━━━ Given data ━━━
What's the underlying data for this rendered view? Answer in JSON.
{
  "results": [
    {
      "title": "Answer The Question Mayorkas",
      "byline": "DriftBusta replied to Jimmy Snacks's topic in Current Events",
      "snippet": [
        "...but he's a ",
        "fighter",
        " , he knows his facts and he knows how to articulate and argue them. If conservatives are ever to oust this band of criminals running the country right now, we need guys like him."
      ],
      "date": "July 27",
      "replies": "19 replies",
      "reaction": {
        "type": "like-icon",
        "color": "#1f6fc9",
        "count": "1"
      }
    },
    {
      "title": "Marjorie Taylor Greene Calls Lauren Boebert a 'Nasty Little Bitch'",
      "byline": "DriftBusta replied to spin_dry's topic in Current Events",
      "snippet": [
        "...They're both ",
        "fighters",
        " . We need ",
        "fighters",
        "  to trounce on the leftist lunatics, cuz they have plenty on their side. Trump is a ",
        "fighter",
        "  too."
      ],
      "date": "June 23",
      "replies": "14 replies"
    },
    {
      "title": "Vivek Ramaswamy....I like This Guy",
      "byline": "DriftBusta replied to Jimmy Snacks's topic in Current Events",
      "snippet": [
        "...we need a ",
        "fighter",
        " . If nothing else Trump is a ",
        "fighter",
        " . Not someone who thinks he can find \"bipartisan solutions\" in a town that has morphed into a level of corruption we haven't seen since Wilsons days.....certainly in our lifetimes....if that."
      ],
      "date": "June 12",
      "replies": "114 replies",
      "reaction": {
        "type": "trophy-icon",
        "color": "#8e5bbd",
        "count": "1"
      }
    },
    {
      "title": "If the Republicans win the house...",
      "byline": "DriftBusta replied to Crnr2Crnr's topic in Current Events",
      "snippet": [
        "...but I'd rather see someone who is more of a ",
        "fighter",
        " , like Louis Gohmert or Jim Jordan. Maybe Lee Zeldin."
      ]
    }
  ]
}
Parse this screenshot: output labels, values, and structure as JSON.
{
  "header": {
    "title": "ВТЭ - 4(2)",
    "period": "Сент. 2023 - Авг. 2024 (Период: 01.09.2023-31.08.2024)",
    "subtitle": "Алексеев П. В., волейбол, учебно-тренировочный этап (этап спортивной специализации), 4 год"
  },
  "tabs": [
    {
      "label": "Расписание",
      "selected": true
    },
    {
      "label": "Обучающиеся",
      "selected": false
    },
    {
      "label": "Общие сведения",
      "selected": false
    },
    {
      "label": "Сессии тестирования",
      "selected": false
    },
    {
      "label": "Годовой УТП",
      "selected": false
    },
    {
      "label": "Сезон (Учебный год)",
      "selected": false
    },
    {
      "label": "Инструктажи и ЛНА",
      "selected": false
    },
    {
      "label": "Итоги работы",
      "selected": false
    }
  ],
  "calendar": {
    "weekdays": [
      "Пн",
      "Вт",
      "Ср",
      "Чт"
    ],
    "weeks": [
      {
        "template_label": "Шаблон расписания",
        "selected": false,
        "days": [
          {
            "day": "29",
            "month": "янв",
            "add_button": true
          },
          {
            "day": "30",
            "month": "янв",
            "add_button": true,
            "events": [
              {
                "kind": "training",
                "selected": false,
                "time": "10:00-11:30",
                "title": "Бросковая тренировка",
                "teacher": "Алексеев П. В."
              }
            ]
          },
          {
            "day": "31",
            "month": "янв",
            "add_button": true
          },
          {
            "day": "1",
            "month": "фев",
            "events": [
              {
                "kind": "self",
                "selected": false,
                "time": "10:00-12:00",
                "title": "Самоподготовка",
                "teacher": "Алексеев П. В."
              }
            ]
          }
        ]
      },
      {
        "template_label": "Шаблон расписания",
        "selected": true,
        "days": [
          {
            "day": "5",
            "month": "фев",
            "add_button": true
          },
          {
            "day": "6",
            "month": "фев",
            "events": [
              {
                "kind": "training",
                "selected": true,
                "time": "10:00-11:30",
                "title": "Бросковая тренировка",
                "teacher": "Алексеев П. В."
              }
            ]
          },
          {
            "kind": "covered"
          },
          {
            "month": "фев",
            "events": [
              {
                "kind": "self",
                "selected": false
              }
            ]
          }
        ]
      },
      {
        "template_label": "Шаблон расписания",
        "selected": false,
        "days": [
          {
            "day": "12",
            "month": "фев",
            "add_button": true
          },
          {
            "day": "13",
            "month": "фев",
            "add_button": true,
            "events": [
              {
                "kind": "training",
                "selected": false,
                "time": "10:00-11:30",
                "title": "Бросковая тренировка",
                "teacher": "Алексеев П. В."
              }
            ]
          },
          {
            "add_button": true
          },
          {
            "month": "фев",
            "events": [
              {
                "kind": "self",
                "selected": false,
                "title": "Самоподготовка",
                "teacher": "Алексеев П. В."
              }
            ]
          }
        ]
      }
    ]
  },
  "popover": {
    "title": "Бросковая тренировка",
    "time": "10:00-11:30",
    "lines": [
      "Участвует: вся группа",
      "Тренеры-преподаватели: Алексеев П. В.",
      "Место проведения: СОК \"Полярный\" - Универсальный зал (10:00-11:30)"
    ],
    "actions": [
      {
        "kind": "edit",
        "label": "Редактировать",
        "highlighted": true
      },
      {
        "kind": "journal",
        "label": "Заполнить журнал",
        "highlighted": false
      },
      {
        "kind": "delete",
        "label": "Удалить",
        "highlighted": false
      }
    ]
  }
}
━━━
Extract all of the data shown above and repeat it verbatim.

What's the underlying data for this rendered view? Answer in JSON.
{
  "results": [
    {
      "title": "Answer The Question Mayorkas",
      "byline": "DriftBusta replied to Jimmy Snacks's topic in Current Events",
      "snippet": [
        "...but he's a ",
        "fighter",
        " , he knows his facts and he knows how to articulate and argue them. If conservatives are ever to oust this band of criminals running the country right now, we need guys like him."
      ],
      "date": "July 27",
      "replies": "19 replies",
      "reaction": {
        "type": "like-icon",
        "color": "#1f6fc9",
        "count": "1"
      }
    },
    {
      "title": "Marjorie Taylor Greene Calls Lauren Boebert a 'Nasty Little Bitch'",
      "byline": "DriftBusta replied to spin_dry's topic in Current Events",
      "snippet": [
        "...They're both ",
        "fighters",
        " . We need ",
        "fighters",
        "  to trounce on the leftist lunatics, cuz they have plenty on their side. Trump is a ",
        "fighter",
        "  too."
      ],
      "date": "June 23",
      "replies": "14 replies"
    },
    {
      "title": "Vivek Ramaswamy....I like This Guy",
      "byline": "DriftBusta replied to Jimmy Snacks's topic in Current Events",
      "snippet": [
        "...we need a ",
        "fighter",
        " . If nothing else Trump is a ",
        "fighter",
        " . Not someone who thinks he can find \"bipartisan solutions\" in a town that has morphed into a level of corruption we haven't seen since Wilsons days.....certainly in our lifetimes....if that."
      ],
      "date": "June 12",
      "replies": "114 replies",
      "reaction": {
        "type": "trophy-icon",
        "color": "#8e5bbd",
        "count": "1"
      }
    },
    {
      "title": "If the Republicans win the house...",
      "byline": "DriftBusta replied to Crnr2Crnr's topic in Current Events",
      "snippet": [
        "...but I'd rather see someone who is more of a ",
        "fighter",
        " , like Louis Gohmert or Jim Jordan. Maybe Lee Zeldin."
      ]
    }
  ]
}
Parse this screenshot: output labels, values, and structure as JSON.
{
  "header": {
    "title": "ВТЭ - 4(2)",
    "period": "Сент. 2023 - Авг. 2024 (Период: 01.09.2023-31.08.2024)",
    "subtitle": "Алексеев П. В., волейбол, учебно-тренировочный этап (этап спортивной специализации), 4 год"
  },
  "tabs": [
    {
      "label": "Расписание",
      "selected": true
    },
    {
      "label": "Обучающиеся",
      "selected": false
    },
    {
      "label": "Общие сведения",
      "selected": false
    },
    {
      "label": "Сессии тестирования",
      "selected": false
    },
    {
      "label": "Годовой УТП",
      "selected": false
    },
    {
      "label": "Сезон (Учебный год)",
      "selected": false
    },
    {
      "label": "Инструктажи и ЛНА",
      "selected": false
    },
    {
      "label": "Итоги работы",
      "selected": false
    }
  ],
  "calendar": {
    "weekdays": [
      "Пн",
      "Вт",
      "Ср",
      "Чт"
    ],
    "weeks": [
      {
        "template_label": "Шаблон расписания",
        "selected": false,
        "days": [
          {
            "day": "29",
            "month": "янв",
            "add_button": true
          },
          {
            "day": "30",
            "month": "янв",
            "add_button": true,
            "events": [
              {
                "kind": "training",
                "selected": false,
                "time": "10:00-11:30",
                "title": "Бросковая тренировка",
                "teacher": "Алексеев П. В."
              }
            ]
          },
          {
            "day": "31",
            "month": "янв",
            "add_button": true
          },
          {
            "day": "1",
            "month": "фев",
            "events": [
              {
                "kind": "self",
                "selected": false,
                "time": "10:00-12:00",
                "title": "Самоподготовка",
                "teacher": "Алексеев П. В."
              }
            ]
          }
        ]
      },
      {
        "template_label": "Шаблон расписания",
        "selected": true,
        "days": [
          {
            "day": "5",
            "month": "фев",
            "add_button": true
          },
          {
            "day": "6",
            "month": "фев",
            "events": [
              {
                "kind": "training",
                "selected": true,
                "time": "10:00-11:30",
                "title": "Бросковая тренировка",
                "teacher": "Алексеев П. В."
              }
            ]
          },
          {
            "kind": "covered"
          },
          {
            "month": "фев",
            "events": [
              {
                "kind": "self",
                "selected": false
              }
            ]
          }
        ]
      },
      {
        "template_label": "Шаблон расписания",
        "selected": false,
        "days": [
          {
            "day": "12",
            "month": "фев",
            "add_button": true
          },
          {
            "day": "13",
            "month": "фев",
            "add_button": true,
            "events": [
              {
                "kind": "training",
                "selected": false,
                "time": "10:00-11:30",
                "title": "Бросковая тренировка",
                "teacher": "Алексеев П. В."
              }
            ]
          },
          {
            "add_button": true
          },
          {
            "month": "фев",
            "events": [
              {
                "kind": "self",
                "selected": false,
                "title": "Самоподготовка",
                "teacher": "Алексеев П. В."
              }
            ]
          }
        ]
      }
    ]
  },
  "popover": {
    "title": "Бросковая тренировка",
    "time": "10:00-11:30",
    "lines": [
      "Участвует: вся группа",
      "Тренеры-преподаватели: Алексеев П. В.",
      "Место проведения: СОК \"Полярный\" - Универсальный зал (10:00-11:30)"
    ],
    "actions": [
      {
        "kind": "edit",
        "label": "Редактировать",
        "highlighted": true
      },
      {
        "kind": "journal",
        "label": "Заполнить журнал",
        "highlighted": false
      },
      {
        "kind": "delete",
        "label": "Удалить",
        "highlighted": false
      }
    ]
  }
}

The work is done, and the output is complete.